Stored data
>> START

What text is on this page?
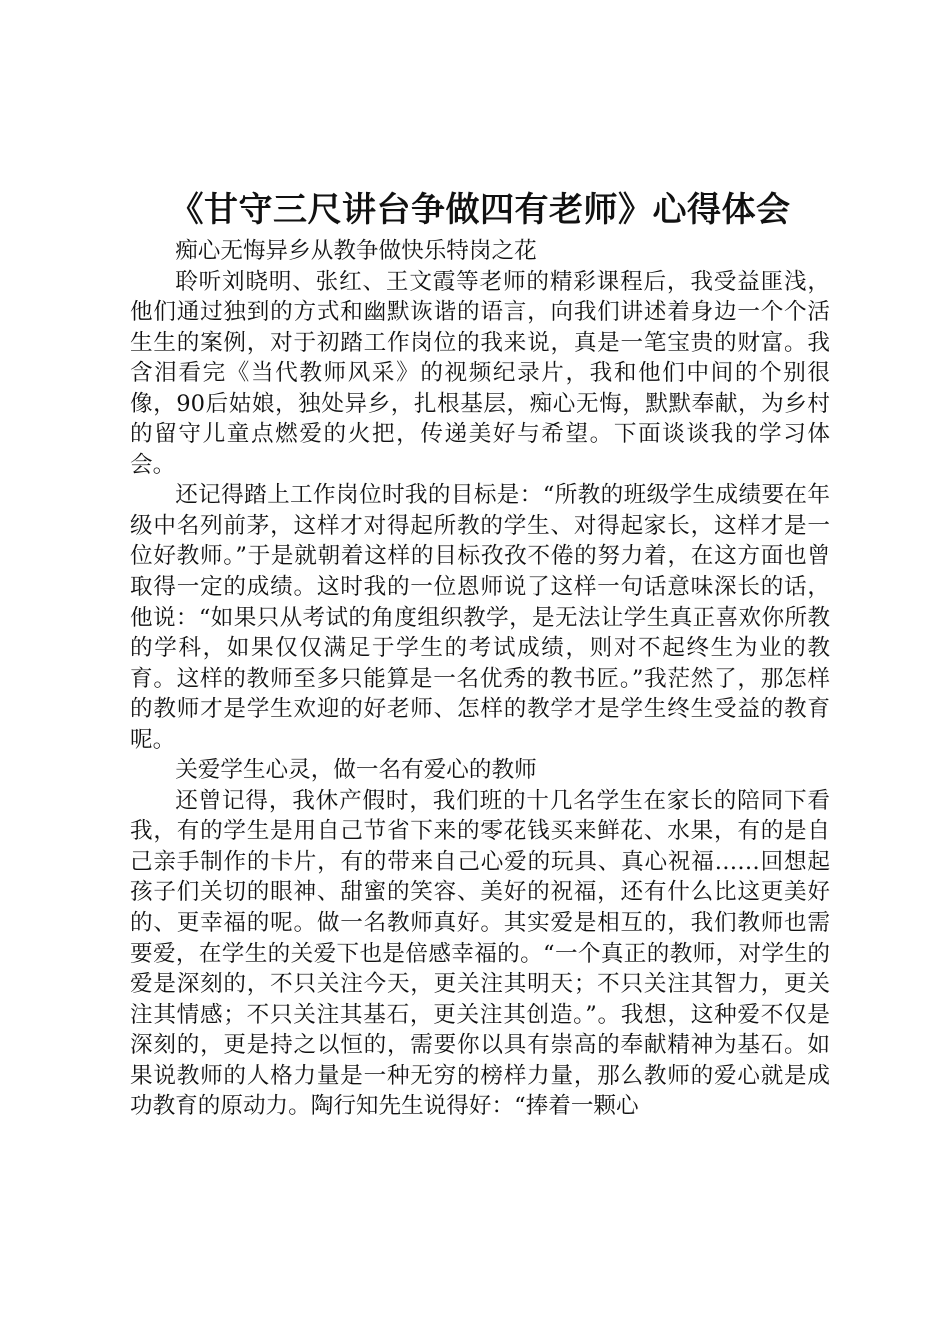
《甘守三尺讲台争做四有老师》心得体会

痴心无悔异乡从教争做快乐特岗之花

聆听刘晓明、张红、王文霞等老师的精彩课程后，我受益匪浅，他们通过独到的方式和幽默诙谐的语言，向我们讲述着身边一个个活生生的案例，对于初踏工作岗位的我来说，真是一笔宝贵的财富。我含泪看完《当代教师风采》的视频纪录片，我和他们中间的个别很像，90后姑娘，独处异乡，扎根基层，痴心无悔，默默奉献，为乡村的留守儿童点燃爱的火把，传递美好与希望。下面谈谈我的学习体会。

还记得踏上工作岗位时我的目标是：“所教的班级学生成绩要在年级中名列前茅，这样才对得起所教的学生、对得起家长，这样才是一位好教师。”于是就朝着这样的目标孜孜不倦的努力着，在这方面也曾取得一定的成绩。这时我的一位恩师说了这样一句话意味深长的话，他说：“如果只从考试的角度组织教学，是无法让学生真正喜欢你所教的学科，如果仅仅满足于学生的考试成绩，则对不起终生为业的教育。这样的教师至多只能算是一名优秀的教书匠。”我茫然了，那怎样的教师才是学生欢迎的好老师、怎样的教学才是学生终生受益的教育呢。

关爱学生心灵，做一名有爱心的教师

还曾记得，我休产假时，我们班的十几名学生在家长的陪同下看我，有的学生是用自己节省下来的零花钱买来鲜花、水果，有的是自己亲手制作的卡片，有的带来自己心爱的玩具、真心祝福……回想起孩子们关切的眼神、甜蜜的笑容、美好的祝福，还有什么比这更美好的、更幸福的呢。做一名教师真好。其实爱是相互的，我们教师也需要爱，在学生的关爱下也是倍感幸福的。“一个真正的教师，对学生的爱是深刻的，不只关注今天，更关注其明天；不只关注其智力，更关注其情感；不只关注其基石，更关注其创造。”。我想，这种爱不仅是深刻的，更是持之以恒的，需要你以具有崇高的奉献精神为基石。如果说教师的人格力量是一种无穷的榜样力量，那么教师的爱心就是成功教育的原动力。陶行知先生说得好：“捧着一颗心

>> END

Without the pictures, extract every entry verbatim.

What text is on this page?
《甘守三尺讲台争做四有老师》心得体会

痴心无悔异乡从教争做快乐特岗之花

聆听刘晓明、张红、王文霞等老师的精彩课程后，我受益匪浅，他们通过独到的方式和幽默诙谐的语言，向我们讲述着身边一个个活生生的案例，对于初踏工作岗位的我来说，真是一笔宝贵的财富。我含泪看完《当代教师风采》的视频纪录片，我和他们中间的个别很像，90后姑娘，独处异乡，扎根基层，痴心无悔，默默奉献，为乡村的留守儿童点燃爱的火把，传递美好与希望。下面谈谈我的学习体会。

还记得踏上工作岗位时我的目标是：“所教的班级学生成绩要在年级中名列前茅，这样才对得起所教的学生、对得起家长，这样才是一位好教师。”于是就朝着这样的目标孜孜不倦的努力着，在这方面也曾取得一定的成绩。这时我的一位恩师说了这样一句话意味深长的话，他说：“如果只从考试的角度组织教学，是无法让学生真正喜欢你所教的学科，如果仅仅满足于学生的考试成绩，则对不起终生为业的教育。这样的教师至多只能算是一名优秀的教书匠。”我茫然了，那怎样的教师才是学生欢迎的好老师、怎样的教学才是学生终生受益的教育呢。

关爱学生心灵，做一名有爱心的教师

还曾记得，我休产假时，我们班的十几名学生在家长的陪同下看我，有的学生是用自己节省下来的零花钱买来鲜花、水果，有的是自己亲手制作的卡片，有的带来自己心爱的玩具、真心祝福……回想起孩子们关切的眼神、甜蜜的笑容、美好的祝福，还有什么比这更美好的、更幸福的呢。做一名教师真好。其实爱是相互的，我们教师也需要爱，在学生的关爱下也是倍感幸福的。“一个真正的教师，对学生的爱是深刻的，不只关注今天，更关注其明天；不只关注其智力，更关注其情感；不只关注其基石，更关注其创造。”。我想，这种爱不仅是深刻的，更是持之以恒的，需要你以具有崇高的奉献精神为基石。如果说教师的人格力量是一种无穷的榜样力量，那么教师的爱心就是成功教育的原动力。陶行知先生说得好：“捧着一颗心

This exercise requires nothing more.